━━ Extracted information ━━
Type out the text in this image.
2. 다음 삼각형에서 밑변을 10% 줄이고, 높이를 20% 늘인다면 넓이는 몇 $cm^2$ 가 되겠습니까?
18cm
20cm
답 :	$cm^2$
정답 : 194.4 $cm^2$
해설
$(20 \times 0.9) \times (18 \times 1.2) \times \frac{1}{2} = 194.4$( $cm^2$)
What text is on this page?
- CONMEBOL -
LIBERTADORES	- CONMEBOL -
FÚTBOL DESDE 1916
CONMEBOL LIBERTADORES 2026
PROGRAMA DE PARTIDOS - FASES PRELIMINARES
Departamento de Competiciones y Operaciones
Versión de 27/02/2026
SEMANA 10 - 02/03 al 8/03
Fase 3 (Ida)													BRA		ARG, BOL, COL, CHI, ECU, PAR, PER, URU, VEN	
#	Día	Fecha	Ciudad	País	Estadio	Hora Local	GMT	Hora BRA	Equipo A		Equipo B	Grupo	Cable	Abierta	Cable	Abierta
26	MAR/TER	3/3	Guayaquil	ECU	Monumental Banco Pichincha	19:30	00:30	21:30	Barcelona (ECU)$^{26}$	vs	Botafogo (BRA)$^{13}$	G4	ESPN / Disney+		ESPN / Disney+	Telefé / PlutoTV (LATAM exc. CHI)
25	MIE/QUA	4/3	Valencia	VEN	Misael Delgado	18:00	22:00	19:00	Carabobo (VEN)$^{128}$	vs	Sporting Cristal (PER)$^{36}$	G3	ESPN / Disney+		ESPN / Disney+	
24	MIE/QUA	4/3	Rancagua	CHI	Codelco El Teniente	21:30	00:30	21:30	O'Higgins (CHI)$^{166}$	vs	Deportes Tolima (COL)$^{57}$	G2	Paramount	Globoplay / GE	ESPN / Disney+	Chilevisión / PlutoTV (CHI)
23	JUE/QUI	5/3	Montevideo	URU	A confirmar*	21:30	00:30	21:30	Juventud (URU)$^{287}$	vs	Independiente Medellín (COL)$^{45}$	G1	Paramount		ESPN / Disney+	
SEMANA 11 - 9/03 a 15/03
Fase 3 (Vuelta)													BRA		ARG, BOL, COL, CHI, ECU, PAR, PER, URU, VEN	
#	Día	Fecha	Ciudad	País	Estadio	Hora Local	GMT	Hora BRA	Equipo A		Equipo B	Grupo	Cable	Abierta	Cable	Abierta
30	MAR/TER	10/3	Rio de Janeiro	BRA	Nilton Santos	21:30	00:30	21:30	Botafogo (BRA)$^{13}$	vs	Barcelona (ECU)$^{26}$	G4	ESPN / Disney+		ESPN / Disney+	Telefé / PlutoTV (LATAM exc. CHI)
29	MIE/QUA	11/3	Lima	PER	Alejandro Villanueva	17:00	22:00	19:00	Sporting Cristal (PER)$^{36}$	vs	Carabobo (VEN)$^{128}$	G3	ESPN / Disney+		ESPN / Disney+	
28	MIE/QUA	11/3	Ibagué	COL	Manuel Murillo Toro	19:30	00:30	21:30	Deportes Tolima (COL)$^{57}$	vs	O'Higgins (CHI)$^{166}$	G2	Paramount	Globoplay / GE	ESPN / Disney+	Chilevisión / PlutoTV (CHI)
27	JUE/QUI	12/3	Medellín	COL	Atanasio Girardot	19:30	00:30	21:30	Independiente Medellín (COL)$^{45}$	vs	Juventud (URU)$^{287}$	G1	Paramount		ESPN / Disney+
━━━
(Exercise objective) Write the whole listing out again. Keep every line exactly as it is.

(Answer in full)
Type out the text in this image.
2. 다음 삼각형에서 밑변을 10% 줄이고, 높이를 20% 늘인다면 넓이는 몇 $cm^2$ 가 되겠습니까?
18cm
20cm
답 :	$cm^2$
정답 : 194.4 $cm^2$
해설
$(20 \times 0.9) \times (18 \times 1.2) \times \frac{1}{2} = 194.4$( $cm^2$)
What text is on this page?
- CONMEBOL -
LIBERTADORES	- CONMEBOL -
FÚTBOL DESDE 1916
CONMEBOL LIBERTADORES 2026
PROGRAMA DE PARTIDOS - FASES PRELIMINARES
Departamento de Competiciones y Operaciones
Versión de 27/02/2026
SEMANA 10 - 02/03 al 8/03
Fase 3 (Ida)													BRA		ARG, BOL, COL, CHI, ECU, PAR, PER, URU, VEN	
#	Día	Fecha	Ciudad	País	Estadio	Hora Local	GMT	Hora BRA	Equipo A		Equipo B	Grupo	Cable	Abierta	Cable	Abierta
26	MAR/TER	3/3	Guayaquil	ECU	Monumental Banco Pichincha	19:30	00:30	21:30	Barcelona (ECU)$^{26}$	vs	Botafogo (BRA)$^{13}$	G4	ESPN / Disney+		ESPN / Disney+	Telefé / PlutoTV (LATAM exc. CHI)
25	MIE/QUA	4/3	Valencia	VEN	Misael Delgado	18:00	22:00	19:00	Carabobo (VEN)$^{128}$	vs	Sporting Cristal (PER)$^{36}$	G3	ESPN / Disney+		ESPN / Disney+	
24	MIE/QUA	4/3	Rancagua	CHI	Codelco El Teniente	21:30	00:30	21:30	O'Higgins (CHI)$^{166}$	vs	Deportes Tolima (COL)$^{57}$	G2	Paramount	Globoplay / GE	ESPN / Disney+	Chilevisión / PlutoTV (CHI)
23	JUE/QUI	5/3	Montevideo	URU	A confirmar*	21:30	00:30	21:30	Juventud (URU)$^{287}$	vs	Independiente Medellín (COL)$^{45}$	G1	Paramount		ESPN / Disney+	
SEMANA 11 - 9/03 a 15/03
Fase 3 (Vuelta)													BRA		ARG, BOL, COL, CHI, ECU, PAR, PER, URU, VEN	
#	Día	Fecha	Ciudad	País	Estadio	Hora Local	GMT	Hora BRA	Equipo A		Equipo B	Grupo	Cable	Abierta	Cable	Abierta
30	MAR/TER	10/3	Rio de Janeiro	BRA	Nilton Santos	21:30	00:30	21:30	Botafogo (BRA)$^{13}$	vs	Barcelona (ECU)$^{26}$	G4	ESPN / Disney+		ESPN / Disney+	Telefé / PlutoTV (LATAM exc. CHI)
29	MIE/QUA	11/3	Lima	PER	Alejandro Villanueva	17:00	22:00	19:00	Sporting Cristal (PER)$^{36}$	vs	Carabobo (VEN)$^{128}$	G3	ESPN / Disney+		ESPN / Disney+	
28	MIE/QUA	11/3	Ibagué	COL	Manuel Murillo Toro	19:30	00:30	21:30	Deportes Tolima (COL)$^{57}$	vs	O'Higgins (CHI)$^{166}$	G2	Paramount	Globoplay / GE	ESPN / Disney+	Chilevisión / PlutoTV (CHI)
27	JUE/QUI	12/3	Medellín	COL	Atanasio Girardot	19:30	00:30	21:30	Independiente Medellín (COL)$^{45}$	vs	Juventud (URU)$^{287}$	G1	Paramount		ESPN / Disney+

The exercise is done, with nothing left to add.